Description of the task: Copy out all the lines exactly. Omit pictures.

[Data records]
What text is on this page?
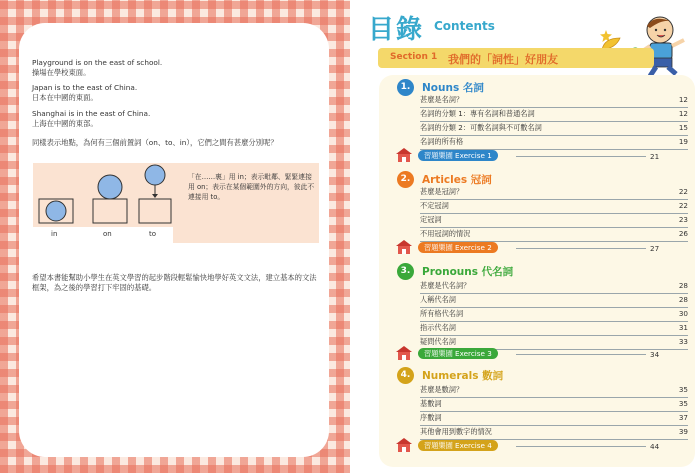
Playground is on the east of school.
操場在學校東面。
Japan is to the east of China.
日本在中國的東面。
Shanghai is in the east of China.
上海在中國的東部。
同樣表示地點，為何有三個前置詞（on、to、in），它們之間有甚麼分別呢？
in	on	to
「在……裏」用 in；表示毗鄰、緊緊連接用 on；表示在某個範圍外的方向，彼此不連接用 to。
希望本書能幫助小學生在英文學習的起步階段輕鬆愉快地學好英文文法，建立基本的文法框架，為之後的學習打下牢固的基礎。
目錄 Contents
Section 1 我們的「詞性」好朋友
1.	Nouns 名詞
甚麼是名詞？	12
名詞的分類 1：專有名詞和普通名詞	12
名詞的分類 2：可數名詞與不可數名詞	15
名詞的所有格	19
習題樂園 Exercise 1	21
2.	Articles 冠詞
甚麼是冠詞？	22
不定冠詞	22
定冠詞	23
不用冠詞的情況	26
習題樂園 Exercise 2	27
3.	Pronouns 代名詞
甚麼是代名詞？	28
人稱代名詞	28
所有格代名詞	30
指示代名詞	31
疑問代名詞	33
習題樂園 Exercise 3	34
4.	Numerals 數詞
甚麼是數詞？	35
基數詞	35
序數詞	37
其他會用到數字的情況	39
習題樂園 Exercise 4	44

Correct answer:
What text is on this page?
Playground is on the east of school.
操場在學校東面。
Japan is to the east of China.
日本在中國的東面。
Shanghai is in the east of China.
上海在中國的東部。
同樣表示地點，為何有三個前置詞（on、to、in），它們之間有甚麼分別呢？
in	on	to
「在……裏」用 in；表示毗鄰、緊緊連接用 on；表示在某個範圍外的方向，彼此不連接用 to。
希望本書能幫助小學生在英文學習的起步階段輕鬆愉快地學好英文文法，建立基本的文法框架，為之後的學習打下牢固的基礎。
目錄 Contents
Section 1 我們的「詞性」好朋友
1.	Nouns 名詞
甚麼是名詞？	12
名詞的分類 1：專有名詞和普通名詞	12
名詞的分類 2：可數名詞與不可數名詞	15
名詞的所有格	19
習題樂園 Exercise 1	21
2.	Articles 冠詞
甚麼是冠詞？	22
不定冠詞	22
定冠詞	23
不用冠詞的情況	26
習題樂園 Exercise 2	27
3.	Pronouns 代名詞
甚麼是代名詞？	28
人稱代名詞	28
所有格代名詞	30
指示代名詞	31
疑問代名詞	33
習題樂園 Exercise 3	34
4.	Numerals 數詞
甚麼是數詞？	35
基數詞	35
序數詞	37
其他會用到數字的情況	39
習題樂園 Exercise 4	44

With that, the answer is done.